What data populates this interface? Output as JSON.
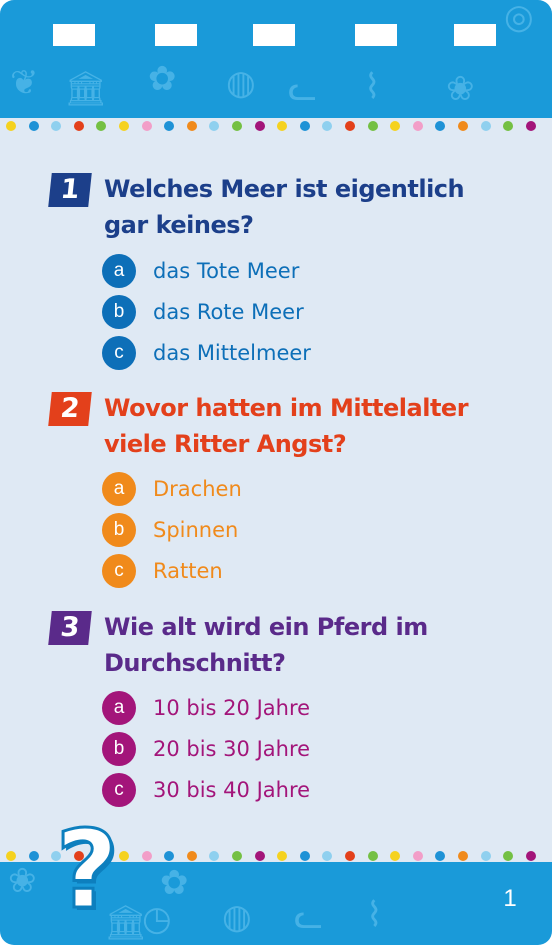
{
  "colors": {
    "band_blue": "#1a9ad9",
    "card_bg": "#dfe9f4",
    "q1": "#1c3f8a",
    "q1_answer": "#0d6fb8",
    "q2": "#e3401b",
    "q2_answer": "#f08a1b",
    "q3": "#5a2a8a",
    "q3_answer": "#a3157a"
  },
  "questions": [
    {
      "number": "1",
      "text": "Welches Meer ist eigentlich gar keines?",
      "answers": [
        {
          "letter": "a",
          "text": "das Tote Meer"
        },
        {
          "letter": "b",
          "text": "das Rote Meer"
        },
        {
          "letter": "c",
          "text": "das Mittelmeer"
        }
      ]
    },
    {
      "number": "2",
      "text": "Wovor hatten im Mittelalter viele Ritter Angst?",
      "answers": [
        {
          "letter": "a",
          "text": "Drachen"
        },
        {
          "letter": "b",
          "text": "Spinnen"
        },
        {
          "letter": "c",
          "text": "Ratten"
        }
      ]
    },
    {
      "number": "3",
      "text": "Wie alt wird ein Pferd im Durchschnitt?",
      "answers": [
        {
          "letter": "a",
          "text": "10 bis 20 Jahre"
        },
        {
          "letter": "b",
          "text": "20 bis 30 Jahre"
        },
        {
          "letter": "c",
          "text": "30 bis 40 Jahre"
        }
      ]
    }
  ],
  "footer": {
    "question_mark": "?",
    "page_number": "1"
  },
  "decorations": {
    "top_icons": [
      "leaf-icon",
      "building-icon",
      "leaf-icon",
      "globe-icon",
      "cat-icon",
      "dinosaur-icon",
      "paw-icon",
      "planet-icon"
    ],
    "bottom_icons": [
      "paw-icon",
      "leaf-icon",
      "building-icon",
      "clock-icon",
      "globe-icon",
      "cat-icon",
      "dinosaur-icon"
    ]
  }
}
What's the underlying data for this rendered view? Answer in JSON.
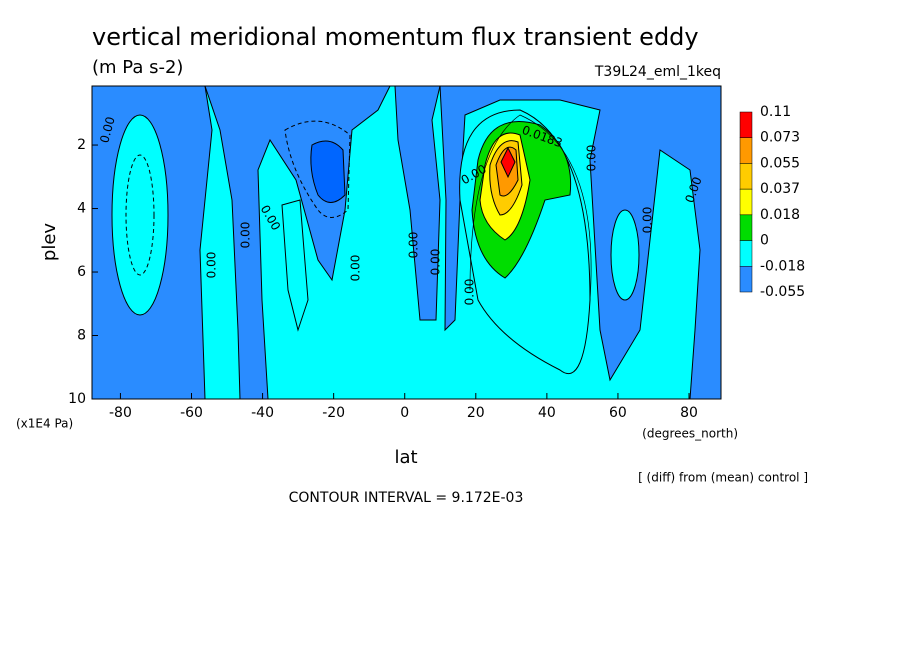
{
  "chart_data": {
    "type": "contour",
    "title": "vertical meridional momentum flux transient eddy",
    "subtitle": "(m Pa s-2)",
    "run_label": "T39L24_eml_1keq",
    "x_label": "lat",
    "x_units": "(degrees_north)",
    "y_label": "plev",
    "y_units": "(x1E4 Pa)",
    "note": "[ (diff) from (mean) control ]",
    "contour_interval": "CONTOUR INTERVAL = 9.172E-03",
    "xlim": [
      -88,
      89
    ],
    "ylim": [
      10,
      0.14
    ],
    "xticks": [
      -80,
      -60,
      -40,
      -20,
      0,
      20,
      40,
      60,
      80
    ],
    "yticks": [
      2,
      4,
      6,
      8,
      10
    ],
    "levels": [
      0.11,
      0.073,
      0.055,
      0.037,
      0.018,
      0,
      -0.018,
      -0.055
    ],
    "colors": [
      "#ff0000",
      "#ff9900",
      "#ffcc00",
      "#ffff00",
      "#00dd00",
      "#00ffff",
      "#2a8cff",
      "#0066ff"
    ],
    "contour_labels": [
      "0.00",
      "0.00",
      "0.00",
      "0.00",
      "0.00",
      "0.00",
      "0.00",
      "0.00",
      "0.00",
      "0.00",
      "0.00",
      "0.00",
      "0.0183"
    ]
  }
}
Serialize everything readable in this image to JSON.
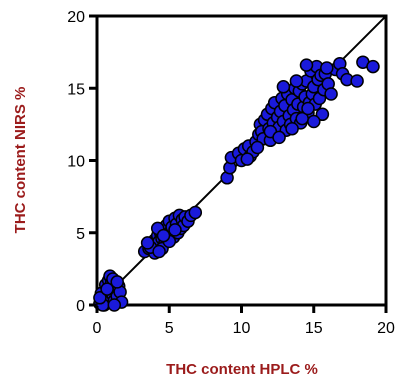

Description of the task: Pictures in the records must not appear in the copy; transcribe everything else precisely.

Correct output:
What data populates this interface? Output as JSON.
{
  "colors": {
    "band_blue": "#1a9ad9",
    "card_bg": "#dfe9f4",
    "q1": "#1c3f8a",
    "q1_answer": "#0d6fb8",
    "q2": "#e3401b",
    "q2_answer": "#f08a1b",
    "q3": "#5a2a8a",
    "q3_answer": "#a3157a"
  },
  "questions": [
    {
      "number": "1",
      "text": "Welches Meer ist eigentlich gar keines?",
      "answers": [
        {
          "letter": "a",
          "text": "das Tote Meer"
        },
        {
          "letter": "b",
          "text": "das Rote Meer"
        },
        {
          "letter": "c",
          "text": "das Mittelmeer"
        }
      ]
    },
    {
      "number": "2",
      "text": "Wovor hatten im Mittelalter viele Ritter Angst?",
      "answers": [
        {
          "letter": "a",
          "text": "Drachen"
        },
        {
          "letter": "b",
          "text": "Spinnen"
        },
        {
          "letter": "c",
          "text": "Ratten"
        }
      ]
    },
    {
      "number": "3",
      "text": "Wie alt wird ein Pferd im Durchschnitt?",
      "answers": [
        {
          "letter": "a",
          "text": "10 bis 20 Jahre"
        },
        {
          "letter": "b",
          "text": "20 bis 30 Jahre"
        },
        {
          "letter": "c",
          "text": "30 bis 40 Jahre"
        }
      ]
    }
  ],
  "footer": {
    "question_mark": "?",
    "page_number": "1"
  },
  "decorations": {
    "top_icons": [
      "leaf-icon",
      "building-icon",
      "leaf-icon",
      "globe-icon",
      "cat-icon",
      "dinosaur-icon",
      "paw-icon",
      "planet-icon"
    ],
    "bottom_icons": [
      "paw-icon",
      "leaf-icon",
      "building-icon",
      "clock-icon",
      "globe-icon",
      "cat-icon",
      "dinosaur-icon"
    ]
  }
}
What's the underlying data for this rendered view? Answer in JSON.
{
  "chart_data": {
    "type": "contour",
    "title": "vertical meridional momentum flux transient eddy",
    "subtitle": "(m Pa s-2)",
    "run_label": "T39L24_eml_1keq",
    "x_label": "lat",
    "x_units": "(degrees_north)",
    "y_label": "plev",
    "y_units": "(x1E4 Pa)",
    "note": "[ (diff) from (mean) control ]",
    "contour_interval": "CONTOUR INTERVAL = 9.172E-03",
    "xlim": [
      -88,
      89
    ],
    "ylim": [
      10,
      0.14
    ],
    "xticks": [
      -80,
      -60,
      -40,
      -20,
      0,
      20,
      40,
      60,
      80
    ],
    "yticks": [
      2,
      4,
      6,
      8,
      10
    ],
    "levels": [
      0.11,
      0.073,
      0.055,
      0.037,
      0.018,
      0,
      -0.018,
      -0.055
    ],
    "colors": [
      "#ff0000",
      "#ff9900",
      "#ffcc00",
      "#ffff00",
      "#00dd00",
      "#00ffff",
      "#2a8cff",
      "#0066ff"
    ],
    "contour_labels": [
      "0.00",
      "0.00",
      "0.00",
      "0.00",
      "0.00",
      "0.00",
      "0.00",
      "0.00",
      "0.00",
      "0.00",
      "0.00",
      "0.00",
      "0.0183"
    ]
  }
}
Serialize everything readable in this image to JSON.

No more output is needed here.